* Given instruction: Give the data below again exactly as it stands. Omit the pictures.

* Material for this task:
###
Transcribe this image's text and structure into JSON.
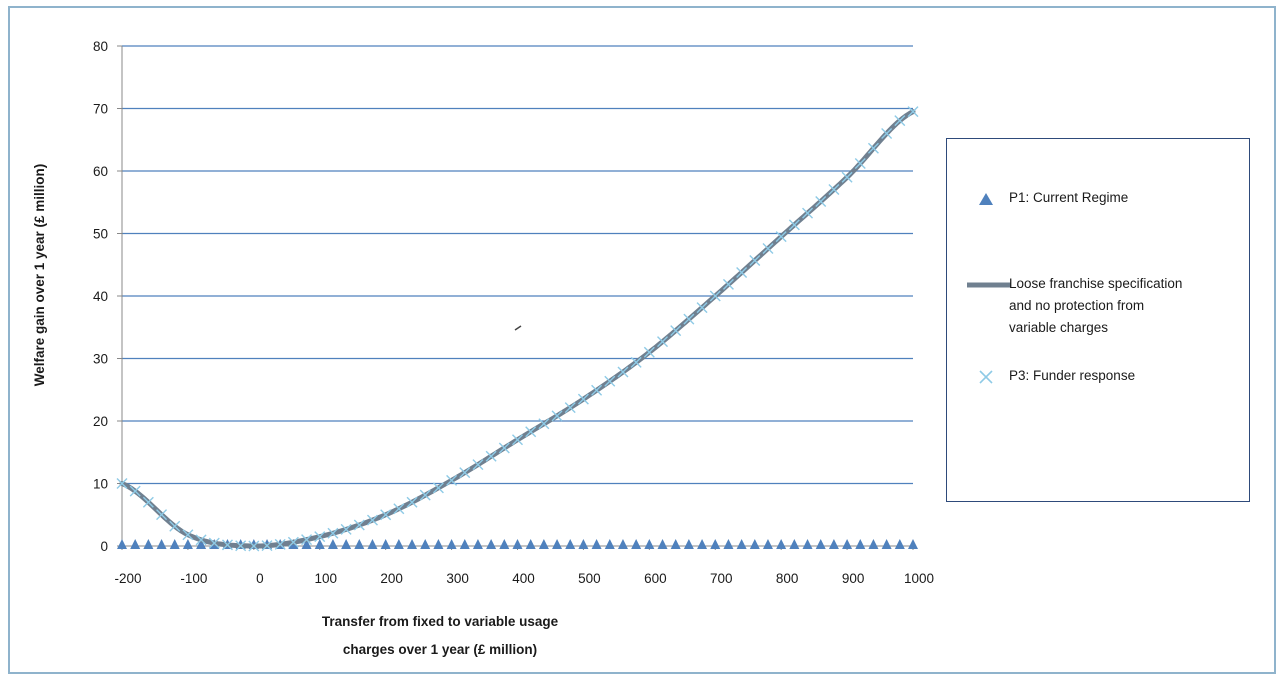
{
  "chart_data": {
    "type": "line",
    "title": "",
    "xlabel_lines": [
      "Transfer from fixed to variable usage",
      "charges over 1 year (£ million)"
    ],
    "ylabel": "Welfare gain over 1 year (£ million)",
    "xlim": [
      -200,
      1000
    ],
    "ylim": [
      0,
      80
    ],
    "x_ticks": [
      "-200",
      "-100",
      "0",
      "100",
      "200",
      "300",
      "400",
      "500",
      "600",
      "700",
      "800",
      "900",
      "1000"
    ],
    "y_ticks": [
      "0",
      "10",
      "20",
      "30",
      "40",
      "50",
      "60",
      "70",
      "80"
    ],
    "grid": "horizontal",
    "legend_position": "right",
    "x": [
      -200,
      -100,
      0,
      100,
      200,
      300,
      400,
      500,
      600,
      700,
      800,
      900,
      1000
    ],
    "series": [
      {
        "name": "P1: Current Regime",
        "marker": "triangle",
        "color": "#4f81bd",
        "values": [
          0,
          0,
          0,
          0,
          0,
          0,
          0,
          0,
          0,
          0,
          0,
          0,
          0
        ]
      },
      {
        "name": "Loose franchise specification and no protection from variable charges",
        "marker": "line",
        "color": "#708090",
        "values": [
          10,
          1.8,
          0,
          1.5,
          5,
          10.5,
          17,
          23.5,
          31,
          40,
          49.5,
          59,
          69.5
        ]
      },
      {
        "name": "P3: Funder response",
        "marker": "x",
        "color": "#8ecae6",
        "values": [
          10,
          1.8,
          0,
          1.5,
          5,
          10.5,
          17,
          23.5,
          31,
          40,
          49.5,
          59,
          69.5
        ]
      }
    ]
  },
  "legend": {
    "items": [
      {
        "lines": [
          "P1: Current Regime"
        ]
      },
      {
        "lines": [
          "Loose franchise specification",
          "and no protection from",
          "variable charges"
        ]
      },
      {
        "lines": [
          "P3: Funder response"
        ]
      }
    ]
  }
}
###
* Result of this exercise:
Transcribe this image's text and structure into JSON.
{
  "chart_data": {
    "type": "line",
    "title": "",
    "xlabel_lines": [
      "Transfer from fixed to variable usage",
      "charges over 1 year (£ million)"
    ],
    "ylabel": "Welfare gain over 1 year (£ million)",
    "xlim": [
      -200,
      1000
    ],
    "ylim": [
      0,
      80
    ],
    "x_ticks": [
      "-200",
      "-100",
      "0",
      "100",
      "200",
      "300",
      "400",
      "500",
      "600",
      "700",
      "800",
      "900",
      "1000"
    ],
    "y_ticks": [
      "0",
      "10",
      "20",
      "30",
      "40",
      "50",
      "60",
      "70",
      "80"
    ],
    "grid": "horizontal",
    "legend_position": "right",
    "x": [
      -200,
      -100,
      0,
      100,
      200,
      300,
      400,
      500,
      600,
      700,
      800,
      900,
      1000
    ],
    "series": [
      {
        "name": "P1: Current Regime",
        "marker": "triangle",
        "color": "#4f81bd",
        "values": [
          0,
          0,
          0,
          0,
          0,
          0,
          0,
          0,
          0,
          0,
          0,
          0,
          0
        ]
      },
      {
        "name": "Loose franchise specification and no protection from variable charges",
        "marker": "line",
        "color": "#708090",
        "values": [
          10,
          1.8,
          0,
          1.5,
          5,
          10.5,
          17,
          23.5,
          31,
          40,
          49.5,
          59,
          69.5
        ]
      },
      {
        "name": "P3: Funder response",
        "marker": "x",
        "color": "#8ecae6",
        "values": [
          10,
          1.8,
          0,
          1.5,
          5,
          10.5,
          17,
          23.5,
          31,
          40,
          49.5,
          59,
          69.5
        ]
      }
    ]
  },
  "legend": {
    "items": [
      {
        "lines": [
          "P1: Current Regime"
        ]
      },
      {
        "lines": [
          "Loose franchise specification",
          "and no protection from",
          "variable charges"
        ]
      },
      {
        "lines": [
          "P3: Funder response"
        ]
      }
    ]
  }
}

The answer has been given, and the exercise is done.